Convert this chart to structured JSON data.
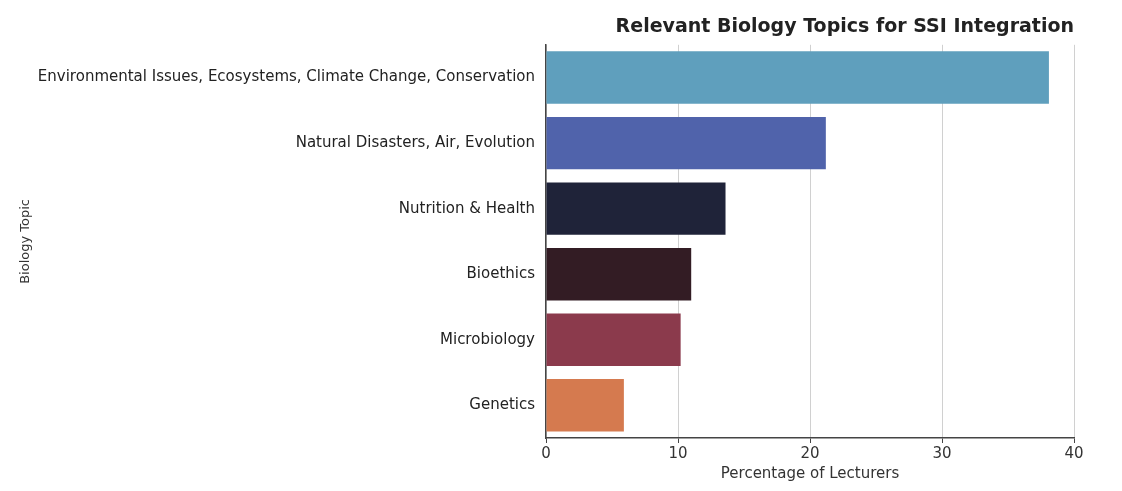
{
  "chart_data": {
    "type": "bar",
    "orientation": "horizontal",
    "title": "Relevant Biology Topics for SSI Integration",
    "xlabel": "Percentage of Lecturers",
    "ylabel": "Biology Topic",
    "categories": [
      "Environmental Issues, Ecosystems, Climate Change, Conservation",
      "Natural Disasters, Air, Evolution",
      "Nutrition & Health",
      "Bioethics",
      "Microbiology",
      "Genetics"
    ],
    "values": [
      38.1,
      21.2,
      13.6,
      11.0,
      10.2,
      5.9
    ],
    "colors": [
      "#5f9fbd",
      "#5063ab",
      "#1f2339",
      "#331c24",
      "#8b3a4c",
      "#d57a4f"
    ],
    "xlim": [
      0,
      40
    ],
    "xticks": [
      0,
      10,
      20,
      30,
      40
    ],
    "grid": "x",
    "legend": false
  }
}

————

_To be done_. Drop the pictures and reproduce the rest of the entries above exactly.

_The solution_.
Convert this chart to structured JSON data.
{
  "chart_data": {
    "type": "bar",
    "orientation": "horizontal",
    "title": "Relevant Biology Topics for SSI Integration",
    "xlabel": "Percentage of Lecturers",
    "ylabel": "Biology Topic",
    "categories": [
      "Environmental Issues, Ecosystems, Climate Change, Conservation",
      "Natural Disasters, Air, Evolution",
      "Nutrition & Health",
      "Bioethics",
      "Microbiology",
      "Genetics"
    ],
    "values": [
      38.1,
      21.2,
      13.6,
      11.0,
      10.2,
      5.9
    ],
    "colors": [
      "#5f9fbd",
      "#5063ab",
      "#1f2339",
      "#331c24",
      "#8b3a4c",
      "#d57a4f"
    ],
    "xlim": [
      0,
      40
    ],
    "xticks": [
      0,
      10,
      20,
      30,
      40
    ],
    "grid": "x",
    "legend": false
  }
}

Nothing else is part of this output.